■ **The input**:
========================

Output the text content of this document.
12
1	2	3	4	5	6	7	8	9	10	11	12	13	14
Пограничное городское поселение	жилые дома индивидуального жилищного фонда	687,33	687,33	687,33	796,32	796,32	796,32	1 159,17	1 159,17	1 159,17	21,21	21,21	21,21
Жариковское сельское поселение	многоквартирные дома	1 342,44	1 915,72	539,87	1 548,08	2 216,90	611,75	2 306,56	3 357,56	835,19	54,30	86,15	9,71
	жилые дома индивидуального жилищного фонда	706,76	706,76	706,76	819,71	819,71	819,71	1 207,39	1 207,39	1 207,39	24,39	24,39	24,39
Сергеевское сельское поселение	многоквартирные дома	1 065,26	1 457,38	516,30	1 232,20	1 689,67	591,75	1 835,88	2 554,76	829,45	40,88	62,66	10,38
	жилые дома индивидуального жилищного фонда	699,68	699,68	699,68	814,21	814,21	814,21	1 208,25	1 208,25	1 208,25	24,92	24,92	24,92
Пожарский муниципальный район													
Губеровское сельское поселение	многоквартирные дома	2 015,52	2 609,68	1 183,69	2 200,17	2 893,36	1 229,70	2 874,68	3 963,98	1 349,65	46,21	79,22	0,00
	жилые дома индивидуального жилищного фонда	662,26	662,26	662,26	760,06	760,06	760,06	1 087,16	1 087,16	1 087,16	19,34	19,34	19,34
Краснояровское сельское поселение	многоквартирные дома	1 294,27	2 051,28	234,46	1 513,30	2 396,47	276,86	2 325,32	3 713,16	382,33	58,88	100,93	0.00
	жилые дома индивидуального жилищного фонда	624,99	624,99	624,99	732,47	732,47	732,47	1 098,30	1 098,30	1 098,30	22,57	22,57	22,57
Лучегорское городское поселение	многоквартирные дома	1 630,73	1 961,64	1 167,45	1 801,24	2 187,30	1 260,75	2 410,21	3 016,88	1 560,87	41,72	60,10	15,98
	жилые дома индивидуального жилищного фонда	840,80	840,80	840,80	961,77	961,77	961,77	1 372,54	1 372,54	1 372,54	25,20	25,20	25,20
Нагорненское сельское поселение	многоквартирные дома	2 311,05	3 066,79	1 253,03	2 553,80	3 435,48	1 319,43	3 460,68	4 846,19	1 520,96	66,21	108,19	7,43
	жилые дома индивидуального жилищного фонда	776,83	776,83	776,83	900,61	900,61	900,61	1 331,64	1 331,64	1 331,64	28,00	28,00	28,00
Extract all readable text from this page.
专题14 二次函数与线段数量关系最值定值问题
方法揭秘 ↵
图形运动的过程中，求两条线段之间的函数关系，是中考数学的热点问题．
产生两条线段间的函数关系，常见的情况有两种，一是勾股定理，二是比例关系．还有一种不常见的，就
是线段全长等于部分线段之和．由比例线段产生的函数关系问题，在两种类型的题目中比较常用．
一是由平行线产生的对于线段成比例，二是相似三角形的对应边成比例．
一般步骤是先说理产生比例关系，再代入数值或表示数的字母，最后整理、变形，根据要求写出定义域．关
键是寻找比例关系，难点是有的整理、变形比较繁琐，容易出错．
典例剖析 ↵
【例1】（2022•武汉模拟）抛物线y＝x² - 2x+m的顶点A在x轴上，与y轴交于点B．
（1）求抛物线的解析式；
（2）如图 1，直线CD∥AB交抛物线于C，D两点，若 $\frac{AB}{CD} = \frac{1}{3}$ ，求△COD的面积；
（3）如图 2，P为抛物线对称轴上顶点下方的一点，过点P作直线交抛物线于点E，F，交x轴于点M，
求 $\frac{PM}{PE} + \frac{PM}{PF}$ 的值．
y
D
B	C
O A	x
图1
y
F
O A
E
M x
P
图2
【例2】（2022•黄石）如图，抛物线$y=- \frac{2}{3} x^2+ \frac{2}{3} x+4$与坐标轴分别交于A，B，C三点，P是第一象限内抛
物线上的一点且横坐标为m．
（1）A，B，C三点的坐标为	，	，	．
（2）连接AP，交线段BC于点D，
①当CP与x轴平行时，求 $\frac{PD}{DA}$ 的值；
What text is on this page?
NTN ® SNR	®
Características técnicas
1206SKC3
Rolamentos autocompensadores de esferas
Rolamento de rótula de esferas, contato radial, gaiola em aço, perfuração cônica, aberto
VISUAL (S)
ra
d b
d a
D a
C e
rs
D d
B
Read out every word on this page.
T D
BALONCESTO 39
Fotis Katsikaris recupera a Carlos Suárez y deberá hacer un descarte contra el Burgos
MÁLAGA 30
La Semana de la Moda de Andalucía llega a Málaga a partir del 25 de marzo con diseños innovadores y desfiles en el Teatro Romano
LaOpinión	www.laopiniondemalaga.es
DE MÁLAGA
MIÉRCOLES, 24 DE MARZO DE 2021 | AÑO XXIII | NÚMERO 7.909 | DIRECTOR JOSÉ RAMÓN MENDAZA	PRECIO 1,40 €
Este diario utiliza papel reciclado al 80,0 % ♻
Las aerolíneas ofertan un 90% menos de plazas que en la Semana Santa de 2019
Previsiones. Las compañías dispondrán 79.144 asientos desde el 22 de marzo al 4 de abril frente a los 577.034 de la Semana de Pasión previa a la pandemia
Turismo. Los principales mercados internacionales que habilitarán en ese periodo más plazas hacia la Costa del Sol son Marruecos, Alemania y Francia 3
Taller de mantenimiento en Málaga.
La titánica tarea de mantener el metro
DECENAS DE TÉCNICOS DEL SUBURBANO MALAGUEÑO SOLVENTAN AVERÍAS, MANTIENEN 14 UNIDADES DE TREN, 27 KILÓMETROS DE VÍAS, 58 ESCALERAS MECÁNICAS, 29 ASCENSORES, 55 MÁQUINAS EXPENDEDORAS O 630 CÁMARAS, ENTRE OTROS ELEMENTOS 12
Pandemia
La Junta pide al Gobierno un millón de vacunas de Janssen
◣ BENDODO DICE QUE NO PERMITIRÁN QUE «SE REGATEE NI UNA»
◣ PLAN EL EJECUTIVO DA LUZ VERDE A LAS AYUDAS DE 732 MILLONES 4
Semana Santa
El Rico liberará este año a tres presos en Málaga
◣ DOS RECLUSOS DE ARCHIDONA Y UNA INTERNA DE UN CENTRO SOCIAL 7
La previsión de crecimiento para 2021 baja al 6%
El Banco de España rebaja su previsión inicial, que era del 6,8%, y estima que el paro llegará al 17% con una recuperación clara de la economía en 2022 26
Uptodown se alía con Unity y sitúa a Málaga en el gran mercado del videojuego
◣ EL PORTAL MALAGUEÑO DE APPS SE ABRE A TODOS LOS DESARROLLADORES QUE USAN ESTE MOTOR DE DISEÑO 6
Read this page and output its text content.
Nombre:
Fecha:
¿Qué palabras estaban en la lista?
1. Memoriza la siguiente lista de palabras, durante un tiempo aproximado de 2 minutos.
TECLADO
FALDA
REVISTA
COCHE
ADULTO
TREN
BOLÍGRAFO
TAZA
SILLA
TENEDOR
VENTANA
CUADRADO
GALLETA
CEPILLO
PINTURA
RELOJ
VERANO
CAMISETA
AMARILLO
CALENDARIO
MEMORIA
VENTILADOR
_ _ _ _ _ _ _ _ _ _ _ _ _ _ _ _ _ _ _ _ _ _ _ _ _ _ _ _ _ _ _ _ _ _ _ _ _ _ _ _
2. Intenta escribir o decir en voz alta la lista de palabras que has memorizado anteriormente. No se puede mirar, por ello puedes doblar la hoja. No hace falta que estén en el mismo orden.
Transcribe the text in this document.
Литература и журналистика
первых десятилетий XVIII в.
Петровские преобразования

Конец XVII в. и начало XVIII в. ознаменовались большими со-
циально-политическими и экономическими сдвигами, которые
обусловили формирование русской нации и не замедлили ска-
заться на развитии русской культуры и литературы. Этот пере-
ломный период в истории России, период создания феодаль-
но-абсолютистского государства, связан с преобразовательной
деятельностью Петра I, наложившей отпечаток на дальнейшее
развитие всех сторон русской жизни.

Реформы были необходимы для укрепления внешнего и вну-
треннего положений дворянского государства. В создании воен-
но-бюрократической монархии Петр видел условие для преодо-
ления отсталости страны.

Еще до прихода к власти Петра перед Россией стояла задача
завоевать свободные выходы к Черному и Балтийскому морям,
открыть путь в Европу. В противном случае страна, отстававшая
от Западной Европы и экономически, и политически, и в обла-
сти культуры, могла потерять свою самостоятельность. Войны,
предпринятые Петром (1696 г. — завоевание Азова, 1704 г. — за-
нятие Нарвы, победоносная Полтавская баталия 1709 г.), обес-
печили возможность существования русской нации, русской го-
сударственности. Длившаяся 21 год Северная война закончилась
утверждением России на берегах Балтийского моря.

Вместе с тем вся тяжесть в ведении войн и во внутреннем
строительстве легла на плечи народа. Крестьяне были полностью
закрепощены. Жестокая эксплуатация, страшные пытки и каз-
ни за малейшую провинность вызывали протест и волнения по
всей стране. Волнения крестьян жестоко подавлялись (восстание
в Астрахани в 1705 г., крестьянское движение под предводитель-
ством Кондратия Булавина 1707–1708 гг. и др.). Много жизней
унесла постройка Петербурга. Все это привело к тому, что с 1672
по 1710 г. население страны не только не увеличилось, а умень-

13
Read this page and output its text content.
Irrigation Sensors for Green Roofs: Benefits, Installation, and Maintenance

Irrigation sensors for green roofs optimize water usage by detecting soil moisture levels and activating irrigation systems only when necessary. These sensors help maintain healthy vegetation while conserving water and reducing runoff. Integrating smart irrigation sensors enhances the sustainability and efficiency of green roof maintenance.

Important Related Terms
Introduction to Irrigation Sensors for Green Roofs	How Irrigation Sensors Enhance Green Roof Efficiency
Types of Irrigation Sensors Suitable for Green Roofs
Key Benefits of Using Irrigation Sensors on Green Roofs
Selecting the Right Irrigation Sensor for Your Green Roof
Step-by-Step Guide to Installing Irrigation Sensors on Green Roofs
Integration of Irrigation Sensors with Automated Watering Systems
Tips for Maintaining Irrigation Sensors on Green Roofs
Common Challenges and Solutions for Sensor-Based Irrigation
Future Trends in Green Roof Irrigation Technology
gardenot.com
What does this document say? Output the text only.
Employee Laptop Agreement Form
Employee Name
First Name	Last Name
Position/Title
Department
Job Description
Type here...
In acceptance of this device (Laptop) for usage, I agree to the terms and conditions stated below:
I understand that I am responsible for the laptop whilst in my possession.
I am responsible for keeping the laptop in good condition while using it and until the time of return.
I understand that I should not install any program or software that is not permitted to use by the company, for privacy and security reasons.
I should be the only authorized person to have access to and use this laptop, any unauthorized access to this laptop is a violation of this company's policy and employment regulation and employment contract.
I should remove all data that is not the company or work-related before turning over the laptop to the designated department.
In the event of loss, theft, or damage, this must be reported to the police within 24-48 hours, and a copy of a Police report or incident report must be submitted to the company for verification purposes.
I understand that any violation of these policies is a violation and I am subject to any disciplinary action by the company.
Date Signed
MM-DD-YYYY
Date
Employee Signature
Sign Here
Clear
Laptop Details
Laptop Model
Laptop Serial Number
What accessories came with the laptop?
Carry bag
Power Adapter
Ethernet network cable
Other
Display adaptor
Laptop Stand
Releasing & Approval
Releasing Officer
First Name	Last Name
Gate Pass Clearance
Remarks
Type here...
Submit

========================

■ **What you have to do**:
Read through the lines above and collect those that contain the string "page".

■ **Completed task**:
Extract all readable text from this page.
What text is on this page?
Read out every word on this page.
Read this page and output its text content.
Read this page and output its text content.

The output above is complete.